In the listing below, identify each line with the word "text" and return those lines.

++++ Material for the task

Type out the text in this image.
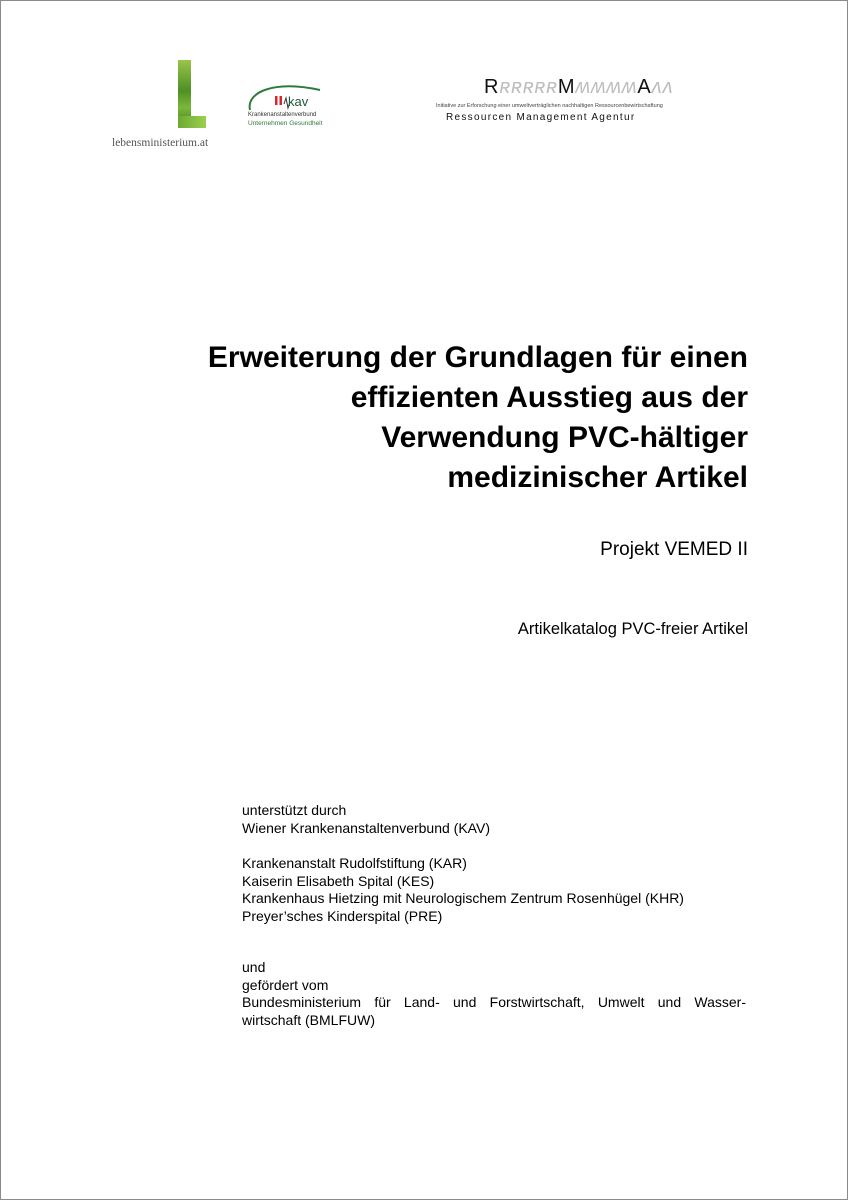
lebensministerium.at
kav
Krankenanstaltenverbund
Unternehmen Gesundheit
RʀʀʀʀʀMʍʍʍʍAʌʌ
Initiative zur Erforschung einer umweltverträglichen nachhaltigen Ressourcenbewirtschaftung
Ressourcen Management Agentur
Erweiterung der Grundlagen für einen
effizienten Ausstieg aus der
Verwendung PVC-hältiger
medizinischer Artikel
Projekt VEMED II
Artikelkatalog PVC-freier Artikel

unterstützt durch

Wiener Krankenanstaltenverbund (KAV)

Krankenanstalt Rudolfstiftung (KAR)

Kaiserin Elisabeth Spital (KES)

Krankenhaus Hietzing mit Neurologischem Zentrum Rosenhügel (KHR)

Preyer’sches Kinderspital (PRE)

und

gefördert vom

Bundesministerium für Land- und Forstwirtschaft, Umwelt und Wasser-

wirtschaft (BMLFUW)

++++++++
++++ Material for the task

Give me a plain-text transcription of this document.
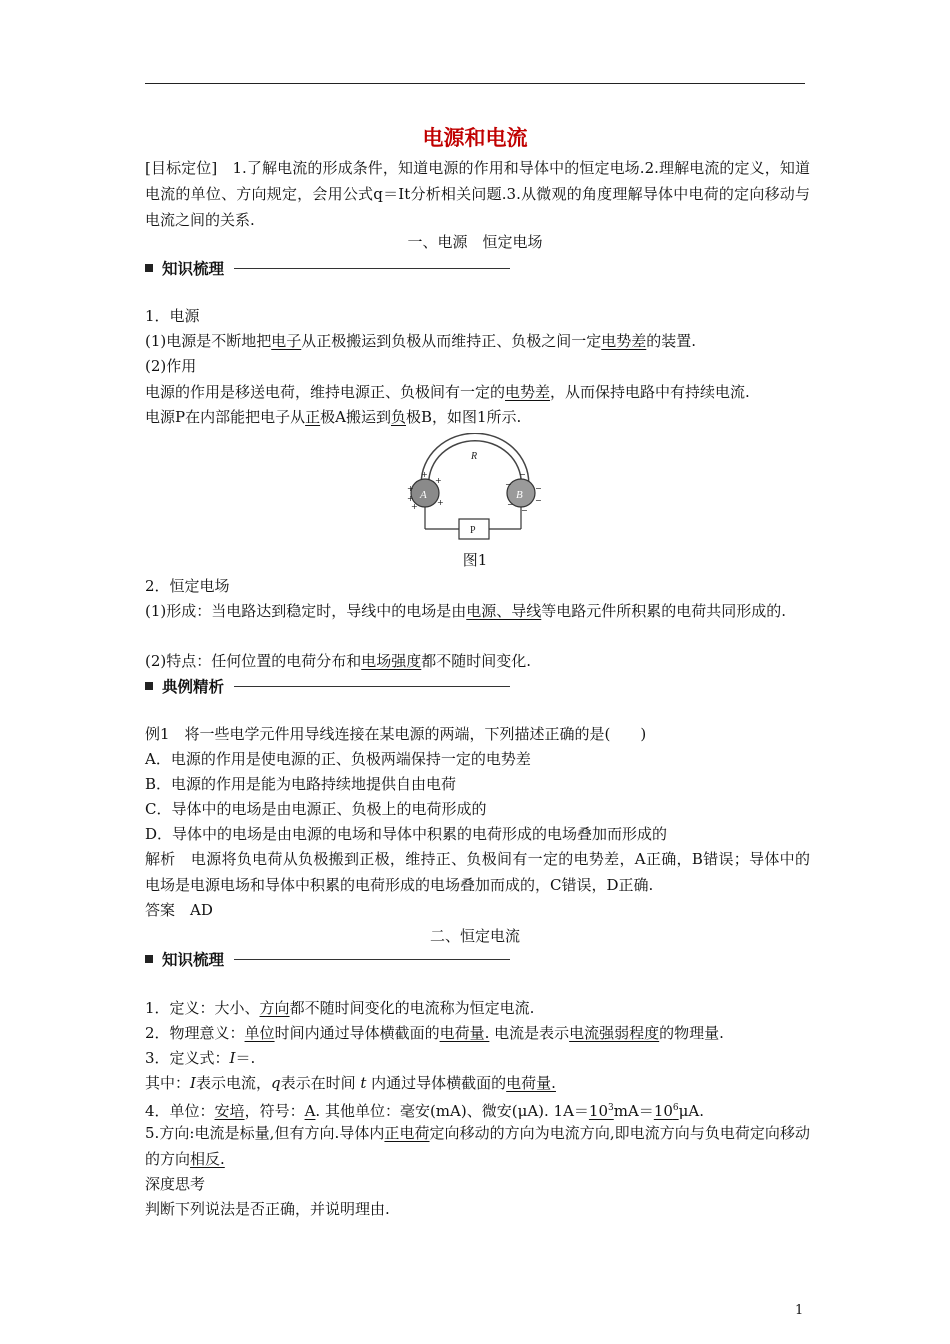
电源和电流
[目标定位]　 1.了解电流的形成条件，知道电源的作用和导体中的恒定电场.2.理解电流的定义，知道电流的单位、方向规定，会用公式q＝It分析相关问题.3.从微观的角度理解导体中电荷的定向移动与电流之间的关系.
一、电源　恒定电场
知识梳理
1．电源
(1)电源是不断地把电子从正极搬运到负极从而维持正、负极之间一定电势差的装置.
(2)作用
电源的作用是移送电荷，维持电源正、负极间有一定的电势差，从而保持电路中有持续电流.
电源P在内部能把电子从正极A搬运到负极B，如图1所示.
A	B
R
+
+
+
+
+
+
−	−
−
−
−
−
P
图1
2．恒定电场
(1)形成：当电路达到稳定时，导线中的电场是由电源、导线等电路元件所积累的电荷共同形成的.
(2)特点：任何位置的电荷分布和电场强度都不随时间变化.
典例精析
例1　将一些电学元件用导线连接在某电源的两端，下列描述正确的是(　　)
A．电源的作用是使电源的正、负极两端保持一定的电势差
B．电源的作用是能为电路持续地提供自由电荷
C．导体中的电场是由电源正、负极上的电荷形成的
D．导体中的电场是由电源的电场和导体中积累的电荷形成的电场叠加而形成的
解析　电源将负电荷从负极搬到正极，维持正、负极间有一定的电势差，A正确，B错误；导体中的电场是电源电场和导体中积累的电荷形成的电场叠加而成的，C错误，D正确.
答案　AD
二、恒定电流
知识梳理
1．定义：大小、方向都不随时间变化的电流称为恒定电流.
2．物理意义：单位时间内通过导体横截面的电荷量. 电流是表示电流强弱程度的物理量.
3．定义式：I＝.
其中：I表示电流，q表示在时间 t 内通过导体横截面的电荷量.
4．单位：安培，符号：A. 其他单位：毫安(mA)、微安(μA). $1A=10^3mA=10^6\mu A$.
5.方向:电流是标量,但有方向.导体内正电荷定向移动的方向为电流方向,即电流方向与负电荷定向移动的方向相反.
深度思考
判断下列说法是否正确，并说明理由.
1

++++++++
++++ Material for the task

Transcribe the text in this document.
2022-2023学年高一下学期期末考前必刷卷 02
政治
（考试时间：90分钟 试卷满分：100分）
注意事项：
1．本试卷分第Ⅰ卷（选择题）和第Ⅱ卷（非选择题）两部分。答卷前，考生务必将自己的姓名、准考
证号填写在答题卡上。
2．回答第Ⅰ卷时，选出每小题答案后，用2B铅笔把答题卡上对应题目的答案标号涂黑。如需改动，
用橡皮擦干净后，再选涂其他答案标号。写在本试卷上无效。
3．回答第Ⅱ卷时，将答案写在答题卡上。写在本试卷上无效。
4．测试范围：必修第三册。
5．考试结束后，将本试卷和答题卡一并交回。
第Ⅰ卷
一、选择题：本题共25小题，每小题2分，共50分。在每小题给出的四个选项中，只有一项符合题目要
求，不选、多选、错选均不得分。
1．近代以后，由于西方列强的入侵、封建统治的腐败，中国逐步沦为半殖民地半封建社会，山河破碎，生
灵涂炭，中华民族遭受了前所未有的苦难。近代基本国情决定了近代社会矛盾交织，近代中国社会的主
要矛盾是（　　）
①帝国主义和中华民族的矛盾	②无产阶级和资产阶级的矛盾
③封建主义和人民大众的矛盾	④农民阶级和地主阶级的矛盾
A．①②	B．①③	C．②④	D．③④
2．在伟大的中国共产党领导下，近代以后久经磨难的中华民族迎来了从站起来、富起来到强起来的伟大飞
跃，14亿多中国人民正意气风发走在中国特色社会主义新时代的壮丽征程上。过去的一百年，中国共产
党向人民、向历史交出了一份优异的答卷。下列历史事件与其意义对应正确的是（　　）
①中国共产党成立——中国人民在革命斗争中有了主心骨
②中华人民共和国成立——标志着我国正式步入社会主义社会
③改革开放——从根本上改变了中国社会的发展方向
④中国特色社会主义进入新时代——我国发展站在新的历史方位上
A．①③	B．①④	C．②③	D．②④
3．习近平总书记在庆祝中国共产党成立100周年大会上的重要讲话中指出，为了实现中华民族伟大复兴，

++++++++

» Solution to this task
Type out the text in this image.
Give me a plain-text transcription of this document.
Transcribe the text in this document.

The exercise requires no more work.